* Stated task:
The exercise asks for every line of the data to be reproduced exactly.

## start

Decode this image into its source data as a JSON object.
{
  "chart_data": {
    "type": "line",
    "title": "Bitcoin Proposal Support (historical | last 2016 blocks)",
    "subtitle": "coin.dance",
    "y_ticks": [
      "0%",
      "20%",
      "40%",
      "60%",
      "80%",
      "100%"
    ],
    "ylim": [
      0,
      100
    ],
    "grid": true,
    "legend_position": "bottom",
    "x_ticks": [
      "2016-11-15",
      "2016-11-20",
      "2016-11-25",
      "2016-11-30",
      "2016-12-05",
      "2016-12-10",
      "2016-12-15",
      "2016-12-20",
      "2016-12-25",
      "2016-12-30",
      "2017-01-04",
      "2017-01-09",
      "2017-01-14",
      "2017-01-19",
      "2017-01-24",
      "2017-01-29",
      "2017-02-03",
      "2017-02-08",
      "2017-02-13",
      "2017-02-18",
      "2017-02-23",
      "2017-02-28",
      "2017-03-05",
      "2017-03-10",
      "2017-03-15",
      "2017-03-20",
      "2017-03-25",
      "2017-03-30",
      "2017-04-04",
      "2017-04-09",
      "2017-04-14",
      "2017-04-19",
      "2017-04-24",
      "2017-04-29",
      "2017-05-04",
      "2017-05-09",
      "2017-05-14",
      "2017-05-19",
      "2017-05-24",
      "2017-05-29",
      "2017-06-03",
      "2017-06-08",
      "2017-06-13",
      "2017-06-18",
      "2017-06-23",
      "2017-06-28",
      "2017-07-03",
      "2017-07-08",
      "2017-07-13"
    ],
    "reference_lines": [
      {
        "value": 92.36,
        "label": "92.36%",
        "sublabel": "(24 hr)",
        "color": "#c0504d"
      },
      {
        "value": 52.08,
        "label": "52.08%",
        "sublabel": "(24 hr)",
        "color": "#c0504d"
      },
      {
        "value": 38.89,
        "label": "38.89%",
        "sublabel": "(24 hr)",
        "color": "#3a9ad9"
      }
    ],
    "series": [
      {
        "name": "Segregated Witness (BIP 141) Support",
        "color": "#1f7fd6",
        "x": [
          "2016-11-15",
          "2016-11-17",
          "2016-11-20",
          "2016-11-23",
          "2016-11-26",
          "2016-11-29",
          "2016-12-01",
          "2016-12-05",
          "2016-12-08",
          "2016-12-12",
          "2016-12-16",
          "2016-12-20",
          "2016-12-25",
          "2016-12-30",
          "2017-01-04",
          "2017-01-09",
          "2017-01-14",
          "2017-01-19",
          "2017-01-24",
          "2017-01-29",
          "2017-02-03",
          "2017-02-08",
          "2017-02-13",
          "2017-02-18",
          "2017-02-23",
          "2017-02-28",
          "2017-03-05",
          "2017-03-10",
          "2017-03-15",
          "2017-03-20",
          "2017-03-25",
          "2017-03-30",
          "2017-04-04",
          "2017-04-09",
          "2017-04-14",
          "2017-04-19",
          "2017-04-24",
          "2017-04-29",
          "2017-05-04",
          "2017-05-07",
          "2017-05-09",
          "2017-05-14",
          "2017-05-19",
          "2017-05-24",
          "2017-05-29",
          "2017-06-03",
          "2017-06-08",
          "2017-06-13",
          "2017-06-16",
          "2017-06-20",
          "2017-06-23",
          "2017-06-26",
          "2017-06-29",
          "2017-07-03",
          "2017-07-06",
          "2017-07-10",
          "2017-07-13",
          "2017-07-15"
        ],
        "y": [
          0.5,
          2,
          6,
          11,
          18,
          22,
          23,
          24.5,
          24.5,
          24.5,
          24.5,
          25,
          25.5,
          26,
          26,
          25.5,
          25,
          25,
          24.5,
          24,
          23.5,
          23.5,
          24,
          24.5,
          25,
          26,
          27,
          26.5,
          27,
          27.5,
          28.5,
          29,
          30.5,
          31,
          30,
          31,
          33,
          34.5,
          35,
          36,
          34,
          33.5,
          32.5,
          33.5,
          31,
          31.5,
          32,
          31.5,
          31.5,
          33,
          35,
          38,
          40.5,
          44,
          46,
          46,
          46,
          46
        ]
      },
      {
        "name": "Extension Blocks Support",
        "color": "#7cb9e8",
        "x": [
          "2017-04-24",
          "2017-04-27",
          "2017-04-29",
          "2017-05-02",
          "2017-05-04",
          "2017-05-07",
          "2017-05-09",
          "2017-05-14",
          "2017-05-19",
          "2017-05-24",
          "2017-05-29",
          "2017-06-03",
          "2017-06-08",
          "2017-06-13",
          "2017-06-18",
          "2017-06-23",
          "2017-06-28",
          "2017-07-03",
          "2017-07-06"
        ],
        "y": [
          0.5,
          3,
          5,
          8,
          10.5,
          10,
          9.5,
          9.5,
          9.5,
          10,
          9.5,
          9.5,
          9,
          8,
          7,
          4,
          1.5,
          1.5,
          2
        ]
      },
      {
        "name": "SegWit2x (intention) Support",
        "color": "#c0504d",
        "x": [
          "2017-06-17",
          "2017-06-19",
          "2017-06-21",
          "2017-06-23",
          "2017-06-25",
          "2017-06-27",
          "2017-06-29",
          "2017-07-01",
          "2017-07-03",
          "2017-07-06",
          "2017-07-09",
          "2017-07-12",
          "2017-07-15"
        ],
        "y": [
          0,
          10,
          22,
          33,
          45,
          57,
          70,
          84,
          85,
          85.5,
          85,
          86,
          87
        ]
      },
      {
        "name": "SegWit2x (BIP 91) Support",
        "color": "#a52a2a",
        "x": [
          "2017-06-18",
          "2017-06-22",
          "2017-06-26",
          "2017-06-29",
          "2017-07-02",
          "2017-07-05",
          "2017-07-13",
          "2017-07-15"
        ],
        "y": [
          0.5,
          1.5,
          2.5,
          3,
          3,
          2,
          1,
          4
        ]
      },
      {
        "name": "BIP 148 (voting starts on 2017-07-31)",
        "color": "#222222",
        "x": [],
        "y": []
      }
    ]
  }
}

## end

* Solution for this exercise:
Decode this image into its source data as a JSON object.
{
  "chart_data": {
    "type": "line",
    "title": "Bitcoin Proposal Support (historical | last 2016 blocks)",
    "subtitle": "coin.dance",
    "y_ticks": [
      "0%",
      "20%",
      "40%",
      "60%",
      "80%",
      "100%"
    ],
    "ylim": [
      0,
      100
    ],
    "grid": true,
    "legend_position": "bottom",
    "x_ticks": [
      "2016-11-15",
      "2016-11-20",
      "2016-11-25",
      "2016-11-30",
      "2016-12-05",
      "2016-12-10",
      "2016-12-15",
      "2016-12-20",
      "2016-12-25",
      "2016-12-30",
      "2017-01-04",
      "2017-01-09",
      "2017-01-14",
      "2017-01-19",
      "2017-01-24",
      "2017-01-29",
      "2017-02-03",
      "2017-02-08",
      "2017-02-13",
      "2017-02-18",
      "2017-02-23",
      "2017-02-28",
      "2017-03-05",
      "2017-03-10",
      "2017-03-15",
      "2017-03-20",
      "2017-03-25",
      "2017-03-30",
      "2017-04-04",
      "2017-04-09",
      "2017-04-14",
      "2017-04-19",
      "2017-04-24",
      "2017-04-29",
      "2017-05-04",
      "2017-05-09",
      "2017-05-14",
      "2017-05-19",
      "2017-05-24",
      "2017-05-29",
      "2017-06-03",
      "2017-06-08",
      "2017-06-13",
      "2017-06-18",
      "2017-06-23",
      "2017-06-28",
      "2017-07-03",
      "2017-07-08",
      "2017-07-13"
    ],
    "reference_lines": [
      {
        "value": 92.36,
        "label": "92.36%",
        "sublabel": "(24 hr)",
        "color": "#c0504d"
      },
      {
        "value": 52.08,
        "label": "52.08%",
        "sublabel": "(24 hr)",
        "color": "#c0504d"
      },
      {
        "value": 38.89,
        "label": "38.89%",
        "sublabel": "(24 hr)",
        "color": "#3a9ad9"
      }
    ],
    "series": [
      {
        "name": "Segregated Witness (BIP 141) Support",
        "color": "#1f7fd6",
        "x": [
          "2016-11-15",
          "2016-11-17",
          "2016-11-20",
          "2016-11-23",
          "2016-11-26",
          "2016-11-29",
          "2016-12-01",
          "2016-12-05",
          "2016-12-08",
          "2016-12-12",
          "2016-12-16",
          "2016-12-20",
          "2016-12-25",
          "2016-12-30",
          "2017-01-04",
          "2017-01-09",
          "2017-01-14",
          "2017-01-19",
          "2017-01-24",
          "2017-01-29",
          "2017-02-03",
          "2017-02-08",
          "2017-02-13",
          "2017-02-18",
          "2017-02-23",
          "2017-02-28",
          "2017-03-05",
          "2017-03-10",
          "2017-03-15",
          "2017-03-20",
          "2017-03-25",
          "2017-03-30",
          "2017-04-04",
          "2017-04-09",
          "2017-04-14",
          "2017-04-19",
          "2017-04-24",
          "2017-04-29",
          "2017-05-04",
          "2017-05-07",
          "2017-05-09",
          "2017-05-14",
          "2017-05-19",
          "2017-05-24",
          "2017-05-29",
          "2017-06-03",
          "2017-06-08",
          "2017-06-13",
          "2017-06-16",
          "2017-06-20",
          "2017-06-23",
          "2017-06-26",
          "2017-06-29",
          "2017-07-03",
          "2017-07-06",
          "2017-07-10",
          "2017-07-13",
          "2017-07-15"
        ],
        "y": [
          0.5,
          2,
          6,
          11,
          18,
          22,
          23,
          24.5,
          24.5,
          24.5,
          24.5,
          25,
          25.5,
          26,
          26,
          25.5,
          25,
          25,
          24.5,
          24,
          23.5,
          23.5,
          24,
          24.5,
          25,
          26,
          27,
          26.5,
          27,
          27.5,
          28.5,
          29,
          30.5,
          31,
          30,
          31,
          33,
          34.5,
          35,
          36,
          34,
          33.5,
          32.5,
          33.5,
          31,
          31.5,
          32,
          31.5,
          31.5,
          33,
          35,
          38,
          40.5,
          44,
          46,
          46,
          46,
          46
        ]
      },
      {
        "name": "Extension Blocks Support",
        "color": "#7cb9e8",
        "x": [
          "2017-04-24",
          "2017-04-27",
          "2017-04-29",
          "2017-05-02",
          "2017-05-04",
          "2017-05-07",
          "2017-05-09",
          "2017-05-14",
          "2017-05-19",
          "2017-05-24",
          "2017-05-29",
          "2017-06-03",
          "2017-06-08",
          "2017-06-13",
          "2017-06-18",
          "2017-06-23",
          "2017-06-28",
          "2017-07-03",
          "2017-07-06"
        ],
        "y": [
          0.5,
          3,
          5,
          8,
          10.5,
          10,
          9.5,
          9.5,
          9.5,
          10,
          9.5,
          9.5,
          9,
          8,
          7,
          4,
          1.5,
          1.5,
          2
        ]
      },
      {
        "name": "SegWit2x (intention) Support",
        "color": "#c0504d",
        "x": [
          "2017-06-17",
          "2017-06-19",
          "2017-06-21",
          "2017-06-23",
          "2017-06-25",
          "2017-06-27",
          "2017-06-29",
          "2017-07-01",
          "2017-07-03",
          "2017-07-06",
          "2017-07-09",
          "2017-07-12",
          "2017-07-15"
        ],
        "y": [
          0,
          10,
          22,
          33,
          45,
          57,
          70,
          84,
          85,
          85.5,
          85,
          86,
          87
        ]
      },
      {
        "name": "SegWit2x (BIP 91) Support",
        "color": "#a52a2a",
        "x": [
          "2017-06-18",
          "2017-06-22",
          "2017-06-26",
          "2017-06-29",
          "2017-07-02",
          "2017-07-05",
          "2017-07-13",
          "2017-07-15"
        ],
        "y": [
          0.5,
          1.5,
          2.5,
          3,
          3,
          2,
          1,
          4
        ]
      },
      {
        "name": "BIP 148 (voting starts on 2017-07-31)",
        "color": "#222222",
        "x": [],
        "y": []
      }
    ]
  }
}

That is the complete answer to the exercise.